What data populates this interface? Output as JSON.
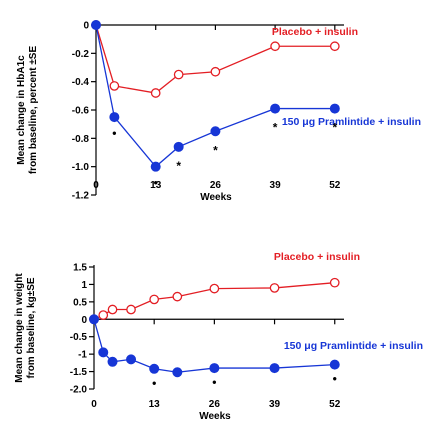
{
  "chart_data": [
    {
      "type": "line",
      "ylabel_lines": [
        "Mean change in HbA1c",
        "from baseline, percent ±SE"
      ],
      "xlabel": "Weeks",
      "xlim": [
        0,
        54
      ],
      "ylim": [
        -1.2,
        0
      ],
      "xticks": [
        0,
        13,
        26,
        39,
        52
      ],
      "yticks": [
        0,
        -0.2,
        -0.4,
        -0.6,
        -0.8,
        -1.0,
        -1.2
      ],
      "ytick_labels": [
        "0",
        "-0.2",
        "-0.4",
        "-0.6",
        "-0.8",
        "-1.0",
        "-1.2"
      ],
      "series": [
        {
          "name": "Placebo + insulin",
          "color": "#e31e24",
          "marker": "open-circle",
          "x": [
            0,
            4,
            13,
            18,
            26,
            39,
            52
          ],
          "y": [
            0,
            -0.43,
            -0.48,
            -0.35,
            -0.33,
            -0.15,
            -0.15
          ]
        },
        {
          "name": "150 μg Pramlintide + insulin",
          "color": "#1736d6",
          "marker": "filled-circle",
          "x": [
            0,
            4,
            13,
            18,
            26,
            39,
            52
          ],
          "y": [
            0,
            -0.65,
            -1.0,
            -0.86,
            -0.75,
            -0.59,
            -0.59
          ]
        }
      ],
      "significance_markers": [
        {
          "x": 4,
          "symbol": "•"
        },
        {
          "x": 13,
          "symbol": "•"
        },
        {
          "x": 18,
          "symbol": "*"
        },
        {
          "x": 26,
          "symbol": "*"
        },
        {
          "x": 39,
          "symbol": "*"
        },
        {
          "x": 52,
          "symbol": "*"
        }
      ]
    },
    {
      "type": "line",
      "ylabel_lines": [
        "Mean change in weight",
        "from baseline, kg±SE"
      ],
      "xlabel": "Weeks",
      "xlim": [
        0,
        54
      ],
      "ylim": [
        -2.0,
        1.5
      ],
      "xticks": [
        0,
        13,
        26,
        39,
        52
      ],
      "yticks": [
        1.5,
        1,
        0.5,
        0,
        -0.5,
        -1,
        -1.5,
        -2.0
      ],
      "ytick_labels": [
        "1.5",
        "1",
        "0.5",
        "0",
        "-0.5",
        "-1",
        "-1.5",
        "-2.0"
      ],
      "series": [
        {
          "name": "Placebo + insulin",
          "color": "#e31e24",
          "marker": "open-circle",
          "x": [
            0,
            2,
            4,
            8,
            13,
            18,
            26,
            39,
            52
          ],
          "y": [
            0,
            0.12,
            0.28,
            0.28,
            0.57,
            0.65,
            0.88,
            0.9,
            1.05
          ]
        },
        {
          "name": "150 μg Pramlintide + insulin",
          "color": "#1736d6",
          "marker": "filled-circle",
          "x": [
            0,
            2,
            4,
            8,
            13,
            18,
            26,
            39,
            52
          ],
          "y": [
            0,
            -0.95,
            -1.22,
            -1.15,
            -1.42,
            -1.52,
            -1.4,
            -1.4,
            -1.3
          ]
        }
      ],
      "significance_markers": [
        {
          "x": 13,
          "symbol": "•"
        },
        {
          "x": 26,
          "symbol": "•"
        },
        {
          "x": 52,
          "symbol": "•"
        }
      ]
    }
  ]
}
....
■ **Description of the task**: Filter the records above for "Mean" and copy every matching line.

■ **Answer for this exercise**:
        "Mean change in HbA1c",
        "Mean change in weight",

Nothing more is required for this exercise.